TASK OBJECTIVE » Type out the records that follow, exactly as given.

RECORDS TO USE »
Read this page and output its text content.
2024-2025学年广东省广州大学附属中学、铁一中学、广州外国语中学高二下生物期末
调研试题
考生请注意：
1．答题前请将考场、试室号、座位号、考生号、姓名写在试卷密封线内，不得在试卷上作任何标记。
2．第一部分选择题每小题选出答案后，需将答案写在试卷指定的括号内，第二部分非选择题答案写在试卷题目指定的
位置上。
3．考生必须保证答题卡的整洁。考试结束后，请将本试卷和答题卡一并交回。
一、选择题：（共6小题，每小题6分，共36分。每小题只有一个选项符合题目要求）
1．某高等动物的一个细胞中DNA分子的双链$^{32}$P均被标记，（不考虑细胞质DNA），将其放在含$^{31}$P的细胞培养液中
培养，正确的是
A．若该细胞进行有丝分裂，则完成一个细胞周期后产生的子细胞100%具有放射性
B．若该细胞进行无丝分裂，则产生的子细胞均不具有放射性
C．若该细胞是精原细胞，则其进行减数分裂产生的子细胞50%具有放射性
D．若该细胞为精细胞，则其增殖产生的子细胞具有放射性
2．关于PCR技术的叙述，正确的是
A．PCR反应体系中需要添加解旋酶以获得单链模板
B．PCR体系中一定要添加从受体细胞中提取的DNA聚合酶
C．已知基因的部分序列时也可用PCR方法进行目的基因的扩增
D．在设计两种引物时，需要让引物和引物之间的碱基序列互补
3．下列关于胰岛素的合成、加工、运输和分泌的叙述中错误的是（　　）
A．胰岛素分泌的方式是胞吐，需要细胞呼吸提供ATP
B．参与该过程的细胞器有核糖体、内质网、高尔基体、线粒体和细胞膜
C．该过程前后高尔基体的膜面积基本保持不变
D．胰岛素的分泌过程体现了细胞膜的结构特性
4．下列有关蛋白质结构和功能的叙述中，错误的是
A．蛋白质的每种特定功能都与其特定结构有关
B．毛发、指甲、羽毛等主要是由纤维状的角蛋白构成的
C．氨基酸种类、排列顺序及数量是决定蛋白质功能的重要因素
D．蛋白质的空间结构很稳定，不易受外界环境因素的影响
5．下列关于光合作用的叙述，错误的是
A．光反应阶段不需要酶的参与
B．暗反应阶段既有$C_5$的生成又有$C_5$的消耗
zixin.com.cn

ANSWER IN FULL »
Read this page and output its text content.
2024-2025学年广东省广州大学附属中学、铁一中学、广州外国语中学高二下生物期末
调研试题
考生请注意：
1．答题前请将考场、试室号、座位号、考生号、姓名写在试卷密封线内，不得在试卷上作任何标记。
2．第一部分选择题每小题选出答案后，需将答案写在试卷指定的括号内，第二部分非选择题答案写在试卷题目指定的
位置上。
3．考生必须保证答题卡的整洁。考试结束后，请将本试卷和答题卡一并交回。
一、选择题：（共6小题，每小题6分，共36分。每小题只有一个选项符合题目要求）
1．某高等动物的一个细胞中DNA分子的双链$^{32}$P均被标记，（不考虑细胞质DNA），将其放在含$^{31}$P的细胞培养液中
培养，正确的是
A．若该细胞进行有丝分裂，则完成一个细胞周期后产生的子细胞100%具有放射性
B．若该细胞进行无丝分裂，则产生的子细胞均不具有放射性
C．若该细胞是精原细胞，则其进行减数分裂产生的子细胞50%具有放射性
D．若该细胞为精细胞，则其增殖产生的子细胞具有放射性
2．关于PCR技术的叙述，正确的是
A．PCR反应体系中需要添加解旋酶以获得单链模板
B．PCR体系中一定要添加从受体细胞中提取的DNA聚合酶
C．已知基因的部分序列时也可用PCR方法进行目的基因的扩增
D．在设计两种引物时，需要让引物和引物之间的碱基序列互补
3．下列关于胰岛素的合成、加工、运输和分泌的叙述中错误的是（　　）
A．胰岛素分泌的方式是胞吐，需要细胞呼吸提供ATP
B．参与该过程的细胞器有核糖体、内质网、高尔基体、线粒体和细胞膜
C．该过程前后高尔基体的膜面积基本保持不变
D．胰岛素的分泌过程体现了细胞膜的结构特性
4．下列有关蛋白质结构和功能的叙述中，错误的是
A．蛋白质的每种特定功能都与其特定结构有关
B．毛发、指甲、羽毛等主要是由纤维状的角蛋白构成的
C．氨基酸种类、排列顺序及数量是决定蛋白质功能的重要因素
D．蛋白质的空间结构很稳定，不易受外界环境因素的影响
5．下列关于光合作用的叙述，错误的是
A．光反应阶段不需要酶的参与
B．暗反应阶段既有$C_5$的生成又有$C_5$的消耗
zixin.com.cn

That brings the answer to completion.